[Lines of data]
--*--
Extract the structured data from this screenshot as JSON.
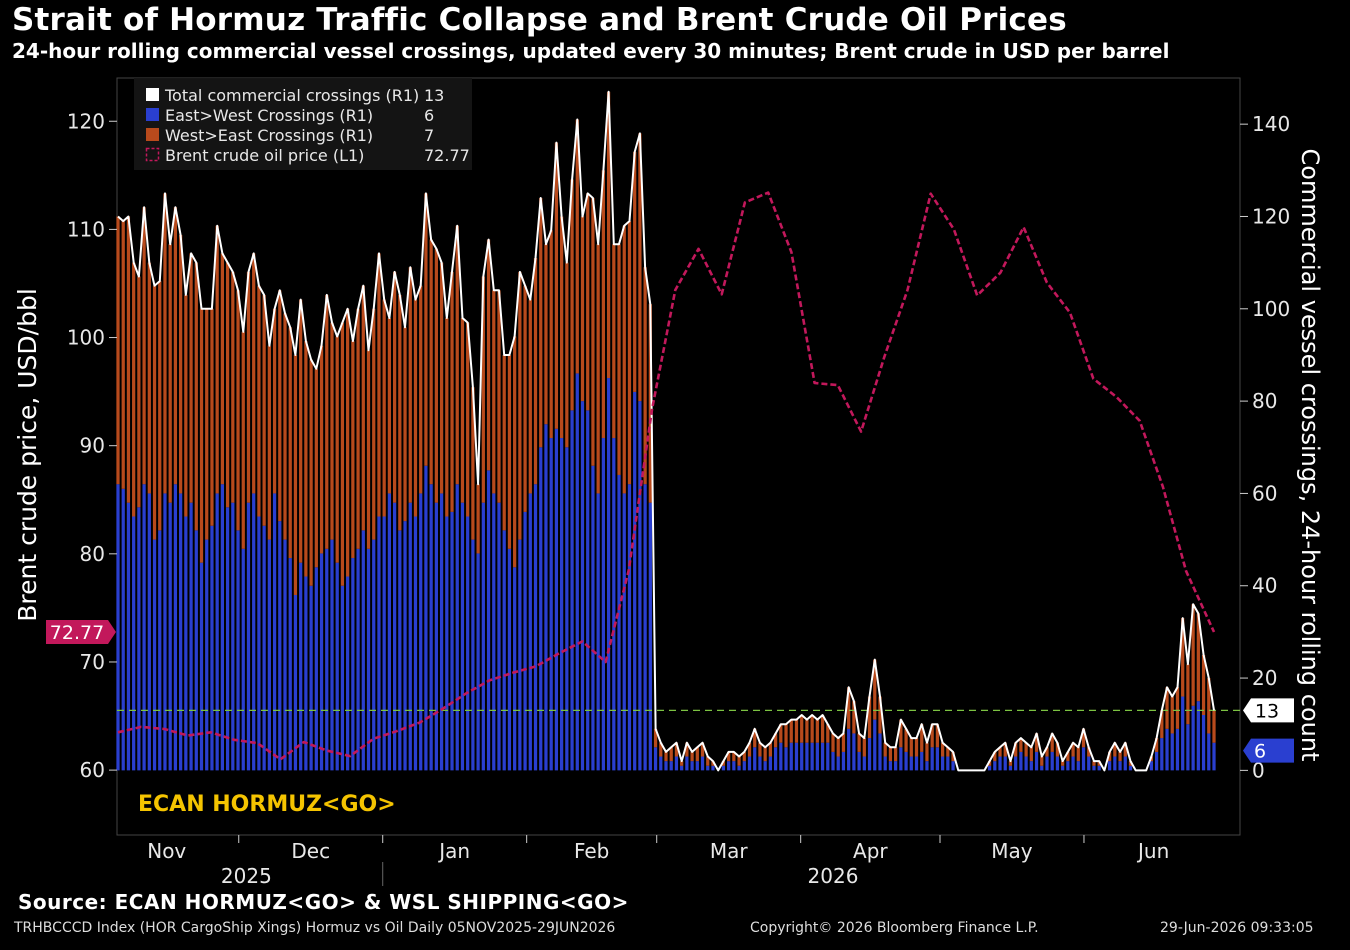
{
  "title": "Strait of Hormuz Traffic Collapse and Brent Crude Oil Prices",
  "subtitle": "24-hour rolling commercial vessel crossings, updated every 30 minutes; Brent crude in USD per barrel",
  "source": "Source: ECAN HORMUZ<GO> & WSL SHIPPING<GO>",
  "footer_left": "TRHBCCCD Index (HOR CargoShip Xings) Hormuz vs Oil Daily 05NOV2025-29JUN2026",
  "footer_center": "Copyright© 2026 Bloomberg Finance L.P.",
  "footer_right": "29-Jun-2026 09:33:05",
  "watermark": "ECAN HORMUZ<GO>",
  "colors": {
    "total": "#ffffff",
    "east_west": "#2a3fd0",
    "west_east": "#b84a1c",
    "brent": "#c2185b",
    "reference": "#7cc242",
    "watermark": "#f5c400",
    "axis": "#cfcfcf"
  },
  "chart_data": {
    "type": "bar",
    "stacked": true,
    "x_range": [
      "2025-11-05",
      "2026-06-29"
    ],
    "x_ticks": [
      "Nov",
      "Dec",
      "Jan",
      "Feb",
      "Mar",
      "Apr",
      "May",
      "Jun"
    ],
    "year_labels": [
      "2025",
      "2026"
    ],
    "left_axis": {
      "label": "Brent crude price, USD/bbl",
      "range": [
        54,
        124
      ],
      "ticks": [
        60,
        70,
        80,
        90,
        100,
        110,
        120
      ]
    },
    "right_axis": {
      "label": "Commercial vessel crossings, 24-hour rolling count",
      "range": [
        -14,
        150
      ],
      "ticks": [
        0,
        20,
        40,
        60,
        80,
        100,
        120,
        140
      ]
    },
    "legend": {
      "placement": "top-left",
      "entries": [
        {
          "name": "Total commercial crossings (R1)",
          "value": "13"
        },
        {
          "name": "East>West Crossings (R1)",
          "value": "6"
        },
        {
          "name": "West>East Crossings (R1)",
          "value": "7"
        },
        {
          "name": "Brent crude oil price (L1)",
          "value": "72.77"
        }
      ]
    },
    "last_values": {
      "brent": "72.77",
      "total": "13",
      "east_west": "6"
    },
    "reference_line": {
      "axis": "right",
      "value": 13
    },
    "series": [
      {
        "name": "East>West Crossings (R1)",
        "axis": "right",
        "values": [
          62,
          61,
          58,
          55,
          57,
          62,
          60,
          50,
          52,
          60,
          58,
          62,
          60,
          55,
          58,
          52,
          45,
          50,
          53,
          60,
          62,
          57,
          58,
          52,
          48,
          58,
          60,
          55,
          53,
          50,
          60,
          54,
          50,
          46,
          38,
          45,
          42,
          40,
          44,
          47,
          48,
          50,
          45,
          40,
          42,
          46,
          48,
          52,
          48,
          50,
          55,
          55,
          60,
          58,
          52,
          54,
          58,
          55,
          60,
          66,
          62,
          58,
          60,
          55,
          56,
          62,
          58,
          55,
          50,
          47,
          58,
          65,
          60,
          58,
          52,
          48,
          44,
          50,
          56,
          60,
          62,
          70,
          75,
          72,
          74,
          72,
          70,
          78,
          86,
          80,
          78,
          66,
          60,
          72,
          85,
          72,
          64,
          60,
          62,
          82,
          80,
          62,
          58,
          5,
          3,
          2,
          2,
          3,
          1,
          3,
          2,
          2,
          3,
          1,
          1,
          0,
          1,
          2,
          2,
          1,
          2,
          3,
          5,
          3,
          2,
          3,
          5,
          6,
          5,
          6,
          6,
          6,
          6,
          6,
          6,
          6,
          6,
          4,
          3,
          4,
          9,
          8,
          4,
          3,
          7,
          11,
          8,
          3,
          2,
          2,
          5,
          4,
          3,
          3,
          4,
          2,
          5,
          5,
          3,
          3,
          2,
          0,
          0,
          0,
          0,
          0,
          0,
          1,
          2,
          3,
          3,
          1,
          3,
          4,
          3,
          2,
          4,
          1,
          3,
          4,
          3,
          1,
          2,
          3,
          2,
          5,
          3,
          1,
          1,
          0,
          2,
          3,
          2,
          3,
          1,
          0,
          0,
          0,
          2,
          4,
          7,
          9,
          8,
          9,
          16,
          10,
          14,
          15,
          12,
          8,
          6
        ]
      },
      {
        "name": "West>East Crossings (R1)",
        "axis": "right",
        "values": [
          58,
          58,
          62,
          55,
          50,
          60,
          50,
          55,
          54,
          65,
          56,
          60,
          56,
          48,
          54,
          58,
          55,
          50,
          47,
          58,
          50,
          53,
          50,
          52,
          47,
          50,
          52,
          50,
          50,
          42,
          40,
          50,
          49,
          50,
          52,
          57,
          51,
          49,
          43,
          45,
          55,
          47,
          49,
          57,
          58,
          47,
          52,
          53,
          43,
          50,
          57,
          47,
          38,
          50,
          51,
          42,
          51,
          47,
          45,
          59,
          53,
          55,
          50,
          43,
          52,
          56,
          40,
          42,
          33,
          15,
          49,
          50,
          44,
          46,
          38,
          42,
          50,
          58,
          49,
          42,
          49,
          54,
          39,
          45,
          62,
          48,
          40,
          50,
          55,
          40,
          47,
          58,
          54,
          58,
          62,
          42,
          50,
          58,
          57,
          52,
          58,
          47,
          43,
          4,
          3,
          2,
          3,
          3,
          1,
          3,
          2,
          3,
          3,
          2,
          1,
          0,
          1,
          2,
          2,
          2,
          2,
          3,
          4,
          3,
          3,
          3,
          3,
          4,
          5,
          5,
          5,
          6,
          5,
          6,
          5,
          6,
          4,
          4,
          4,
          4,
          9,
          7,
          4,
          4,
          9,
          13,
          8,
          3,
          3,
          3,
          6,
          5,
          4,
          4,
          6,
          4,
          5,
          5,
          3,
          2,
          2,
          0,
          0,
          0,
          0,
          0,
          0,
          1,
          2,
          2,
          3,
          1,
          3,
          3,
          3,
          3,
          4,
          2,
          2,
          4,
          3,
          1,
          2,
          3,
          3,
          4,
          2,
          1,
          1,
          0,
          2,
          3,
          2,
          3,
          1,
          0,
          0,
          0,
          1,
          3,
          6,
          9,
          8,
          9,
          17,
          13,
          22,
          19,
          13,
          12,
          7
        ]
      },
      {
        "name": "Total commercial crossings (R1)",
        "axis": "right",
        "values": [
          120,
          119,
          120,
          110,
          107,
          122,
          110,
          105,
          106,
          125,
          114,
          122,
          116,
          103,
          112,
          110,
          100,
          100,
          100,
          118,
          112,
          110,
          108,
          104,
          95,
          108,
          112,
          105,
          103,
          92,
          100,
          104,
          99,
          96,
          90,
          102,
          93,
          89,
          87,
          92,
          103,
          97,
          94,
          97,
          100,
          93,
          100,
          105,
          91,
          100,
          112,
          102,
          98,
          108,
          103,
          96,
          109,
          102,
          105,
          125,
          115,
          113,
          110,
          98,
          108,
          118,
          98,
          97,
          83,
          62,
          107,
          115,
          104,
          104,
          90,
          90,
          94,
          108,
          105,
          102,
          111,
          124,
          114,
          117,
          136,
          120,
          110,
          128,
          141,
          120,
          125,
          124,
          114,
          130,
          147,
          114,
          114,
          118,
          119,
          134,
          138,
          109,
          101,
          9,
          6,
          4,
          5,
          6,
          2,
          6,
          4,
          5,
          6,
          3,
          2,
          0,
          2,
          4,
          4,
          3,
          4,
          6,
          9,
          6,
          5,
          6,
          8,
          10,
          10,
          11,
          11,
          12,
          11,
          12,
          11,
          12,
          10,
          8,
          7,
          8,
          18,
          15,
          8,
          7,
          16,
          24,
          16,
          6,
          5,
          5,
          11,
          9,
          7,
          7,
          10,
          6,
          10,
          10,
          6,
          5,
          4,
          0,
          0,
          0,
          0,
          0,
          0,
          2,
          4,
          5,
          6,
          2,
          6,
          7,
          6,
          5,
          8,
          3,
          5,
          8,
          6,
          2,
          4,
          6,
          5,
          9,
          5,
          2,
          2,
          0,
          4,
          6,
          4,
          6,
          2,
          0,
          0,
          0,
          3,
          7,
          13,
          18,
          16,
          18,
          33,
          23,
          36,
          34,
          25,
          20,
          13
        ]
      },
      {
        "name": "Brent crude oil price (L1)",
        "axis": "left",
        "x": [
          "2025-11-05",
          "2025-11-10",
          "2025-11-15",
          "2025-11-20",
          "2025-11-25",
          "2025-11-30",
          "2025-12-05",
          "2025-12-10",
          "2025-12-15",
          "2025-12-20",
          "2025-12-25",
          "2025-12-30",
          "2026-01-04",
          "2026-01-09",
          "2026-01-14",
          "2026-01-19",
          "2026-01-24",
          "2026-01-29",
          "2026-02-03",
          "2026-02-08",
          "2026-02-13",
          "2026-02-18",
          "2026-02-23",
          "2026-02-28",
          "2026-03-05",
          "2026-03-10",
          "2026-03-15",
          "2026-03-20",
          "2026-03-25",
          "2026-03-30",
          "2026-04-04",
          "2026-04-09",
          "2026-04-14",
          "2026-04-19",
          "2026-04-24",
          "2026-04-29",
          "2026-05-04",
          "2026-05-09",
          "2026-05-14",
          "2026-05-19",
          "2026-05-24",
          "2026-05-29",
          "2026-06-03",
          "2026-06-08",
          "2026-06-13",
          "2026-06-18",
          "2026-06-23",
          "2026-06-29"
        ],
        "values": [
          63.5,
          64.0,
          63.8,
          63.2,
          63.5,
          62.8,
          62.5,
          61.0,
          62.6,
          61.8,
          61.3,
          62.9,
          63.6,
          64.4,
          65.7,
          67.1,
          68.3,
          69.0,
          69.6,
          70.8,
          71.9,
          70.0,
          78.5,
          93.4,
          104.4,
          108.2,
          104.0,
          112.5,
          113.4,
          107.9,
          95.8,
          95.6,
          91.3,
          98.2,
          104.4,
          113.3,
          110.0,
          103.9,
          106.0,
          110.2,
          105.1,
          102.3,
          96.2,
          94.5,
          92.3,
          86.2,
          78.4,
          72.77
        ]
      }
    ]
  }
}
--*--
## Written request
Filter the entries down to the lines containing "vessel". Copy each of those lines.

## Output for this task
  "subtitle": "24-hour rolling commercial vessel crossings, updated every 30 minutes; Brent crude in USD per barrel",
      "label": "Commercial vessel crossings, 24-hour rolling count",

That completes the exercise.